INSTRUCTION:
Give the records back in full, exactly as they read.

RECORDS SHOWN:
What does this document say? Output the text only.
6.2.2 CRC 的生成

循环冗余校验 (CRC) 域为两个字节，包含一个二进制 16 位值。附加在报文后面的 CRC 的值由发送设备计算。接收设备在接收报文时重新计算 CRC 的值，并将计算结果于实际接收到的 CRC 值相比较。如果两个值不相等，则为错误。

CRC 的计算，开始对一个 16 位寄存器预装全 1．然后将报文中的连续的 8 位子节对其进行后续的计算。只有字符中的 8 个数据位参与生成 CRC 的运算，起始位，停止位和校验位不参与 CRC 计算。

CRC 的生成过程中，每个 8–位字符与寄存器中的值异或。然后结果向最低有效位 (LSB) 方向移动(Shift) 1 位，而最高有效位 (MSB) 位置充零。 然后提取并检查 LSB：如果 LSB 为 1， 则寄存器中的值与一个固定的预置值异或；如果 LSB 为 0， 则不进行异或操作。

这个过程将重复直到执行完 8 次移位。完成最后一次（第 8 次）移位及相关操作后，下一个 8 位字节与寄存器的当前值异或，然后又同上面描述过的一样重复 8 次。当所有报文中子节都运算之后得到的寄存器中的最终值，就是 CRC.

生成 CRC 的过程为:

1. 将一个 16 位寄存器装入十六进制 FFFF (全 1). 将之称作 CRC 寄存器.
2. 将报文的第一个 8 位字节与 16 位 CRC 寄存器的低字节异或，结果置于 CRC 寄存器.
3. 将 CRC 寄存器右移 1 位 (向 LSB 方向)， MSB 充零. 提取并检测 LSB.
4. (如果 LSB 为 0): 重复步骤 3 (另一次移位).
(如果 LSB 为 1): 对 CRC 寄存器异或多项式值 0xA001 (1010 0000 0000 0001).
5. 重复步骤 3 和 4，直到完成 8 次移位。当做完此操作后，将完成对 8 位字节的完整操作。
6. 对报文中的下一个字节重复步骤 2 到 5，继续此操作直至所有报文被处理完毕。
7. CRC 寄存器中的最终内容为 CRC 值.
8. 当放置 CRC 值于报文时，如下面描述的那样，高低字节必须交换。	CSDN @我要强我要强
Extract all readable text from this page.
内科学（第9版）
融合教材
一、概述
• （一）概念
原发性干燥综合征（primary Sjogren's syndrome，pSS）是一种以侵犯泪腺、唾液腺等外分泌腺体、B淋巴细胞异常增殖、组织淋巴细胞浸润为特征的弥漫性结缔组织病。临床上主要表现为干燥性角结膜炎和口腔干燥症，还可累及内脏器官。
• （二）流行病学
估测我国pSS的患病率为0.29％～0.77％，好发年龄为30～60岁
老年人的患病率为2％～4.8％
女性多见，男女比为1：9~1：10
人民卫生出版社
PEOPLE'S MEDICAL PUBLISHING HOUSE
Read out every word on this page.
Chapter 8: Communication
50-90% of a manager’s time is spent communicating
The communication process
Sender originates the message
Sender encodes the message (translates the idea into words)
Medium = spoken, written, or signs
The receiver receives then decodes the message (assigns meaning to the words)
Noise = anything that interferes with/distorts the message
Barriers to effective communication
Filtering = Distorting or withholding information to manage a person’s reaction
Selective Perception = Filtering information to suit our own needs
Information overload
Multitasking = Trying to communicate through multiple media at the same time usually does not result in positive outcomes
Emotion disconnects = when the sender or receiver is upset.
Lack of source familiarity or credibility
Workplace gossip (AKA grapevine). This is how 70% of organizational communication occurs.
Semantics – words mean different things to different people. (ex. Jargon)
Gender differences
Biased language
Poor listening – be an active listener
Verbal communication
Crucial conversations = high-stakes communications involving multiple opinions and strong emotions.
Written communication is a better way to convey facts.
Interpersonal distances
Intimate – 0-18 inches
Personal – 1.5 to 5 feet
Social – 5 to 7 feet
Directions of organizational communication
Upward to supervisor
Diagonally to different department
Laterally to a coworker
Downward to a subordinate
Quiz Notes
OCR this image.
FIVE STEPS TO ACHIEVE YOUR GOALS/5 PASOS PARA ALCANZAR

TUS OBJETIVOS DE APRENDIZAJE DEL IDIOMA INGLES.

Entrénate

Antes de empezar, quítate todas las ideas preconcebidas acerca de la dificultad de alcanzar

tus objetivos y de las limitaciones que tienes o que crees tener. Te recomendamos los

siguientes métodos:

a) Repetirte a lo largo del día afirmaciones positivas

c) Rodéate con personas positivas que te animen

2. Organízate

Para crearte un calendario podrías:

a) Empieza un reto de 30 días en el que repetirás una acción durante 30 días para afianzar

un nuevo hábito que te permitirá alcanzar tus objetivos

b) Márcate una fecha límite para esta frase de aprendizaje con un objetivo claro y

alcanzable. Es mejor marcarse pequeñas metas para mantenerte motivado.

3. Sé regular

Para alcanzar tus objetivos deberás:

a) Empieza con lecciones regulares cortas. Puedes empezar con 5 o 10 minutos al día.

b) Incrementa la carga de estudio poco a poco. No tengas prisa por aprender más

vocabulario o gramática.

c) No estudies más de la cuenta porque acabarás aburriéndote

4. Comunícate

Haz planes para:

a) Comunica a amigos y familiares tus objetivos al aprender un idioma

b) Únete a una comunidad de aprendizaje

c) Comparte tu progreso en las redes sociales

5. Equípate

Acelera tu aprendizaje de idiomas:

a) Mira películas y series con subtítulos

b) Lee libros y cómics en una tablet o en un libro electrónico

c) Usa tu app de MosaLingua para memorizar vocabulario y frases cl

THE RESULT:
What does this document say? Output the text only.
6.2.2 CRC 的生成

循环冗余校验 (CRC) 域为两个字节，包含一个二进制 16 位值。附加在报文后面的 CRC 的值由发送设备计算。接收设备在接收报文时重新计算 CRC 的值，并将计算结果于实际接收到的 CRC 值相比较。如果两个值不相等，则为错误。

CRC 的计算，开始对一个 16 位寄存器预装全 1．然后将报文中的连续的 8 位子节对其进行后续的计算。只有字符中的 8 个数据位参与生成 CRC 的运算，起始位，停止位和校验位不参与 CRC 计算。

CRC 的生成过程中，每个 8–位字符与寄存器中的值异或。然后结果向最低有效位 (LSB) 方向移动(Shift) 1 位，而最高有效位 (MSB) 位置充零。 然后提取并检查 LSB：如果 LSB 为 1， 则寄存器中的值与一个固定的预置值异或；如果 LSB 为 0， 则不进行异或操作。

这个过程将重复直到执行完 8 次移位。完成最后一次（第 8 次）移位及相关操作后，下一个 8 位字节与寄存器的当前值异或，然后又同上面描述过的一样重复 8 次。当所有报文中子节都运算之后得到的寄存器中的最终值，就是 CRC.

生成 CRC 的过程为:

1. 将一个 16 位寄存器装入十六进制 FFFF (全 1). 将之称作 CRC 寄存器.
2. 将报文的第一个 8 位字节与 16 位 CRC 寄存器的低字节异或，结果置于 CRC 寄存器.
3. 将 CRC 寄存器右移 1 位 (向 LSB 方向)， MSB 充零. 提取并检测 LSB.
4. (如果 LSB 为 0): 重复步骤 3 (另一次移位).
(如果 LSB 为 1): 对 CRC 寄存器异或多项式值 0xA001 (1010 0000 0000 0001).
5. 重复步骤 3 和 4，直到完成 8 次移位。当做完此操作后，将完成对 8 位字节的完整操作。
6. 对报文中的下一个字节重复步骤 2 到 5，继续此操作直至所有报文被处理完毕。
7. CRC 寄存器中的最终内容为 CRC 值.
8. 当放置 CRC 值于报文时，如下面描述的那样，高低字节必须交换。	CSDN @我要强我要强
Extract all readable text from this page.
内科学（第9版）
融合教材
一、概述
• （一）概念
原发性干燥综合征（primary Sjogren's syndrome，pSS）是一种以侵犯泪腺、唾液腺等外分泌腺体、B淋巴细胞异常增殖、组织淋巴细胞浸润为特征的弥漫性结缔组织病。临床上主要表现为干燥性角结膜炎和口腔干燥症，还可累及内脏器官。
• （二）流行病学
估测我国pSS的患病率为0.29％～0.77％，好发年龄为30～60岁
老年人的患病率为2％～4.8％
女性多见，男女比为1：9~1：10
人民卫生出版社
PEOPLE'S MEDICAL PUBLISHING HOUSE
Read out every word on this page.
Chapter 8: Communication
50-90% of a manager’s time is spent communicating
The communication process
Sender originates the message
Sender encodes the message (translates the idea into words)
Medium = spoken, written, or signs
The receiver receives then decodes the message (assigns meaning to the words)
Noise = anything that interferes with/distorts the message
Barriers to effective communication
Filtering = Distorting or withholding information to manage a person’s reaction
Selective Perception = Filtering information to suit our own needs
Information overload
Multitasking = Trying to communicate through multiple media at the same time usually does not result in positive outcomes
Emotion disconnects = when the sender or receiver is upset.
Lack of source familiarity or credibility
Workplace gossip (AKA grapevine). This is how 70% of organizational communication occurs.
Semantics – words mean different things to different people. (ex. Jargon)
Gender differences
Biased language
Poor listening – be an active listener
Verbal communication
Crucial conversations = high-stakes communications involving multiple opinions and strong emotions.
Written communication is a better way to convey facts.
Interpersonal distances
Intimate – 0-18 inches
Personal – 1.5 to 5 feet
Social – 5 to 7 feet
Directions of organizational communication
Upward to supervisor
Diagonally to different department
Laterally to a coworker
Downward to a subordinate
Quiz Notes
OCR this image.
FIVE STEPS TO ACHIEVE YOUR GOALS/5 PASOS PARA ALCANZAR

TUS OBJETIVOS DE APRENDIZAJE DEL IDIOMA INGLES.

Entrénate

Antes de empezar, quítate todas las ideas preconcebidas acerca de la dificultad de alcanzar

tus objetivos y de las limitaciones que tienes o que crees tener. Te recomendamos los

siguientes métodos:

a) Repetirte a lo largo del día afirmaciones positivas

c) Rodéate con personas positivas que te animen

2. Organízate

Para crearte un calendario podrías:

a) Empieza un reto de 30 días en el que repetirás una acción durante 30 días para afianzar

un nuevo hábito que te permitirá alcanzar tus objetivos

b) Márcate una fecha límite para esta frase de aprendizaje con un objetivo claro y

alcanzable. Es mejor marcarse pequeñas metas para mantenerte motivado.

3. Sé regular

Para alcanzar tus objetivos deberás:

a) Empieza con lecciones regulares cortas. Puedes empezar con 5 o 10 minutos al día.

b) Incrementa la carga de estudio poco a poco. No tengas prisa por aprender más

vocabulario o gramática.

c) No estudies más de la cuenta porque acabarás aburriéndote

4. Comunícate

Haz planes para:

a) Comunica a amigos y familiares tus objetivos al aprender un idioma

b) Únete a una comunidad de aprendizaje

c) Comparte tu progreso en las redes sociales

5. Equípate

Acelera tu aprendizaje de idiomas:

a) Mira películas y series con subtítulos

b) Lee libros y cómics en una tablet o en un libro electrónico

c) Usa tu app de MosaLingua para memorizar vocabulario y frases cl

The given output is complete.